Items from a dataset
----

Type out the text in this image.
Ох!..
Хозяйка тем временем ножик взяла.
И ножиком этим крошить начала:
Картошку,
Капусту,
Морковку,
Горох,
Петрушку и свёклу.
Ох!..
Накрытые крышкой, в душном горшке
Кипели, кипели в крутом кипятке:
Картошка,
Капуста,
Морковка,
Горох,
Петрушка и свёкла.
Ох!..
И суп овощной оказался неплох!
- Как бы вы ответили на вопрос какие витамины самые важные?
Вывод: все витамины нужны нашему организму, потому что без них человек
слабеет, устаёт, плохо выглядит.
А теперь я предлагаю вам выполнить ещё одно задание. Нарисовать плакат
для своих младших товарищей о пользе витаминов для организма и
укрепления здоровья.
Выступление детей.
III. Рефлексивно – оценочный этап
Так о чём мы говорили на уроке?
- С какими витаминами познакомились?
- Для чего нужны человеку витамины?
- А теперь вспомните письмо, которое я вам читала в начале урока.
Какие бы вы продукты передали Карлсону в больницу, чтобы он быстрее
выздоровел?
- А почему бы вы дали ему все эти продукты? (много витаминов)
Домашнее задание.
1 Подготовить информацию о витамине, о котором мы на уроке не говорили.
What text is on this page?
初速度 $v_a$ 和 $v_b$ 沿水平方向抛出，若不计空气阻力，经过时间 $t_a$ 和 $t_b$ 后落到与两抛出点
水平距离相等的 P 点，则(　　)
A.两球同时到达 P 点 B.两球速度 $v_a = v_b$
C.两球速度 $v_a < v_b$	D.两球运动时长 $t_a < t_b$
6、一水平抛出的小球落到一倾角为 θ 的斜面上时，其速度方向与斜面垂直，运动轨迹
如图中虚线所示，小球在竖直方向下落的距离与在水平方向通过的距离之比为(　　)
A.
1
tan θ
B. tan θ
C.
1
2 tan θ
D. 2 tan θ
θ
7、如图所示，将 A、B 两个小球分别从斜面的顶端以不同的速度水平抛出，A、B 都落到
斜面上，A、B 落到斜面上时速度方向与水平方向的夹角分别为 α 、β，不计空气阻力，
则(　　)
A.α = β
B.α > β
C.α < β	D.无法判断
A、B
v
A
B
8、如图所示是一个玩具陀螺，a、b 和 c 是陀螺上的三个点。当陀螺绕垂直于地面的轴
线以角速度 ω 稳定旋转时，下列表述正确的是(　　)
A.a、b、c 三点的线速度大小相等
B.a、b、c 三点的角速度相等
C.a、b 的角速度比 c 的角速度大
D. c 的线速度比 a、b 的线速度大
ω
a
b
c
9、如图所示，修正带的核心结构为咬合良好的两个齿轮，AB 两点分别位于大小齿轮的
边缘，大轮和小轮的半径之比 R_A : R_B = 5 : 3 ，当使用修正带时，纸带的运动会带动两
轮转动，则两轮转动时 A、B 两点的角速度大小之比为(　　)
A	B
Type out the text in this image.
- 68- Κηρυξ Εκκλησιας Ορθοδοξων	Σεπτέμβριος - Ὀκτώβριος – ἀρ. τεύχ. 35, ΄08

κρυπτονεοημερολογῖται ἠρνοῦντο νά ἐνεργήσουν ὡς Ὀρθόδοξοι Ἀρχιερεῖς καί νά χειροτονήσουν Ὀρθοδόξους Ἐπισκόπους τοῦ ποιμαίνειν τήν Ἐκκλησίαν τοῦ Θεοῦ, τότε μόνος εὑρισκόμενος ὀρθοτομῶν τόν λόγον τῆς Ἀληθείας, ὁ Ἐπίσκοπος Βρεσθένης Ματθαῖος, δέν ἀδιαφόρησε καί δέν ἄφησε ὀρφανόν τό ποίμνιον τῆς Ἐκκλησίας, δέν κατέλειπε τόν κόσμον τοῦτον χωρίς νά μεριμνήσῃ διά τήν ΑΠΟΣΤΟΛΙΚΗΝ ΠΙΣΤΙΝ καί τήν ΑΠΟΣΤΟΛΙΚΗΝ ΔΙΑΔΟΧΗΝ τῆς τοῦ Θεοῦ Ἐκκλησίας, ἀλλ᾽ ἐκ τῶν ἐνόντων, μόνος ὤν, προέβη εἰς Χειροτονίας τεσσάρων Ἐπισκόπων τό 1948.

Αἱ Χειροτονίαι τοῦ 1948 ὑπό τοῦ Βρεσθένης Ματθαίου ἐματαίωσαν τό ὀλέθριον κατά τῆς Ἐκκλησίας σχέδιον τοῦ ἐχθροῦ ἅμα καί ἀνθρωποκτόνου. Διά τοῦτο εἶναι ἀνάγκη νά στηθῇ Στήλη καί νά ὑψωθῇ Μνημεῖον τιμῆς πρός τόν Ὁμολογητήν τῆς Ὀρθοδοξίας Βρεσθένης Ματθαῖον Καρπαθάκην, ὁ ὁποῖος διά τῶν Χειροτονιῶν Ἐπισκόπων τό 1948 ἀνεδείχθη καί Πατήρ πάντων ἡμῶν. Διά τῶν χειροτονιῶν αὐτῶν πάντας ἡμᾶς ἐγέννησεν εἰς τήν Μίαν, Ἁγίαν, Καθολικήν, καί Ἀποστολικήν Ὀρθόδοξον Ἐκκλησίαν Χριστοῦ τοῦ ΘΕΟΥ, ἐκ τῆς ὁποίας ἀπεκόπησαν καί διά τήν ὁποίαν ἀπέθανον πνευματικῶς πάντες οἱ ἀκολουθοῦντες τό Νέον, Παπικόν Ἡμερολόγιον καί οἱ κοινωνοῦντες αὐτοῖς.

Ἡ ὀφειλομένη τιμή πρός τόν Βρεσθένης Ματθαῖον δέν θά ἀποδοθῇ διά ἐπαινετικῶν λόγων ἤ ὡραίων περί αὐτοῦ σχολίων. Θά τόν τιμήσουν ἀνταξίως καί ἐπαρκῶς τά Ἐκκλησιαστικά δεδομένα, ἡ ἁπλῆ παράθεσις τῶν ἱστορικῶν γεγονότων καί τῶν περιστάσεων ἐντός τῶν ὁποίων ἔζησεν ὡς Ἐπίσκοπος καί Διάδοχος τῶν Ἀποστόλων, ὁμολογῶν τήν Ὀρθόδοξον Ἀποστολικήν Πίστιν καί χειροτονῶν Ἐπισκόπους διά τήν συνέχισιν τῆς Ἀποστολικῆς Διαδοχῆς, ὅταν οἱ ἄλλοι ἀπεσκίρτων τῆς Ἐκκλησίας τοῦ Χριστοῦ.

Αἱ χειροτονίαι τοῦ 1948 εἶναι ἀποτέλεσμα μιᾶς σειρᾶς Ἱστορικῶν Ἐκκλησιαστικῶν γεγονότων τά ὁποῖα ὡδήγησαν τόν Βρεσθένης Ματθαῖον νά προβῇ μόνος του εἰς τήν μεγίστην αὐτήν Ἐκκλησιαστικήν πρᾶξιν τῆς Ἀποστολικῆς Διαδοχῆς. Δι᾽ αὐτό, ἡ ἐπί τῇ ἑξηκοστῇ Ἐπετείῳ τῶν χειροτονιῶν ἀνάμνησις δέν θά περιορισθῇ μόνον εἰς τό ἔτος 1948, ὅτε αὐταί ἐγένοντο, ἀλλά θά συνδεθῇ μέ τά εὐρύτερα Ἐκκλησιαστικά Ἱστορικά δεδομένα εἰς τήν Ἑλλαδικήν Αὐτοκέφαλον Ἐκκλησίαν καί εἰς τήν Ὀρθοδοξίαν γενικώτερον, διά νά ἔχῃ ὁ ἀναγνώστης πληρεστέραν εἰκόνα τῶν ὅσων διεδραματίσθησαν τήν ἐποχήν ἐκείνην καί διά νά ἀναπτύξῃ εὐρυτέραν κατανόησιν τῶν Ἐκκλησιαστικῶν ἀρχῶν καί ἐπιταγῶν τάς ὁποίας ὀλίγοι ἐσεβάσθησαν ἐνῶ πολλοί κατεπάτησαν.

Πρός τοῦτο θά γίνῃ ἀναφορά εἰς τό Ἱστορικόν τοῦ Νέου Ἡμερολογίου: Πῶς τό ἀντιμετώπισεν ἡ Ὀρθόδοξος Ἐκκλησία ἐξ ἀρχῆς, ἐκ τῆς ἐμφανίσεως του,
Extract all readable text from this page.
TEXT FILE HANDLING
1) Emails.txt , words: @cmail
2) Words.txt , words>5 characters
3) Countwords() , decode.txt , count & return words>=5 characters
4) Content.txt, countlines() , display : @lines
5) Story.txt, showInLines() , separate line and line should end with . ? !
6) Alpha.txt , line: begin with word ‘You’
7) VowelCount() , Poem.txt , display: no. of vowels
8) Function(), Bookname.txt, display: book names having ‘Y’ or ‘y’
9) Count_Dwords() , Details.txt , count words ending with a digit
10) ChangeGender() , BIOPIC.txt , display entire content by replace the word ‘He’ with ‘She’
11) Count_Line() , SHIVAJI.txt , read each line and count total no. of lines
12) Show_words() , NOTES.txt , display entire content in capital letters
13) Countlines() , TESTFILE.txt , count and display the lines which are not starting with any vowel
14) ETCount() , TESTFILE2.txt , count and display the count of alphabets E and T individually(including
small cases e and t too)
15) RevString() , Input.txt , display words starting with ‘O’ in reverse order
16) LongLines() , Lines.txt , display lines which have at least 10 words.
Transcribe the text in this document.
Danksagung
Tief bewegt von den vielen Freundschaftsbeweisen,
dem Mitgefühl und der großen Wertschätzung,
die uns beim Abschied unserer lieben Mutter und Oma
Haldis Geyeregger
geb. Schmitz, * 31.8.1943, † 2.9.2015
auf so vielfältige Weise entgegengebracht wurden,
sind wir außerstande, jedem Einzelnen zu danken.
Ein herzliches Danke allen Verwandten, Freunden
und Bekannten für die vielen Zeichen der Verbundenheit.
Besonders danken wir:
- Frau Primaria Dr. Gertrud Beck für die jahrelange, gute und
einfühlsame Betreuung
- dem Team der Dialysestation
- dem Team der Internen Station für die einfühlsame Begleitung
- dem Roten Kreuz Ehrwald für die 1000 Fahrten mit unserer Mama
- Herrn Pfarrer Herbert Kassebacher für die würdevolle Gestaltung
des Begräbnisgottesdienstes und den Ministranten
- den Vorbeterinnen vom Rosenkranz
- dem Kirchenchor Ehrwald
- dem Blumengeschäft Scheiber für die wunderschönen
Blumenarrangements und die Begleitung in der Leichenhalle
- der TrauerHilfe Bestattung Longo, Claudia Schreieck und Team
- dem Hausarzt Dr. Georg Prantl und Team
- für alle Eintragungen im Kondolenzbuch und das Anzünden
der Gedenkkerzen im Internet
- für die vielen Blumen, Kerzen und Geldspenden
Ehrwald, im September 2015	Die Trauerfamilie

----

▸ **SET TASK**:
Locate the word "δεδομένα" in the records above, and return each line that has it.

▸ **WRITTEN ANSWER**:
Ἡ ὀφειλομένη τιμή πρός τόν Βρεσθένης Ματθαῖον δέν θά ἀποδοθῇ διά ἐπαινετικῶν λόγων ἤ ὡραίων περί αὐτοῦ σχολίων. Θά τόν τιμήσουν ἀνταξίως καί ἐπαρκῶς τά Ἐκκλησιαστικά δεδομένα, ἡ ἁπλῆ παράθεσις τῶν ἱστορικῶν γεγονότων καί τῶν περιστάσεων ἐντός τῶν ὁποίων ἔζησεν ὡς Ἐπίσκοπος καί Διάδοχος τῶν Ἀποστόλων, ὁμολογῶν τήν Ὀρθόδοξον Ἀποστολικήν Πίστιν καί χειροτονῶν Ἐπισκόπους διά τήν συνέχισιν τῆς Ἀποστολικῆς Διαδοχῆς, ὅταν οἱ ἄλλοι ἀπεσκίρτων τῆς Ἐκκλησίας τοῦ Χριστοῦ.
Αἱ χειροτονίαι τοῦ 1948 εἶναι ἀποτέλεσμα μιᾶς σειρᾶς Ἱστορικῶν Ἐκκλησιαστικῶν γεγονότων τά ὁποῖα ὡδήγησαν τόν Βρεσθένης Ματθαῖον νά προβῇ μόνος του εἰς τήν μεγίστην αὐτήν Ἐκκλησιαστικήν πρᾶξιν τῆς Ἀποστολικῆς Διαδοχῆς. Δι᾽ αὐτό, ἡ ἐπί τῇ ἑξηκοστῇ Ἐπετείῳ τῶν χειροτονιῶν ἀνάμνησις δέν θά περιορισθῇ μόνον εἰς τό ἔτος 1948, ὅτε αὐταί ἐγένοντο, ἀλλά θά συνδεθῇ μέ τά εὐρύτερα Ἐκκλησιαστικά Ἱστορικά δεδομένα εἰς τήν Ἑλλαδικήν Αὐτοκέφαλον Ἐκκλησίαν καί εἰς τήν Ὀρθοδοξίαν γενικώτερον, διά νά ἔχῃ ὁ ἀναγνώστης πληρεστέραν εἰκόνα τῶν ὅσων διεδραματίσθησαν τήν ἐποχήν ἐκείνην καί διά νά ἀναπτύξῃ εὐρυτέραν κατανόησιν τῶν Ἐκκλησιαστικῶν ἀρχῶν καί ἐπιταγῶν τάς ὁποίας ὀλίγοι ἐσεβάσθησαν ἐνῶ πολλοί κατεπάτησαν.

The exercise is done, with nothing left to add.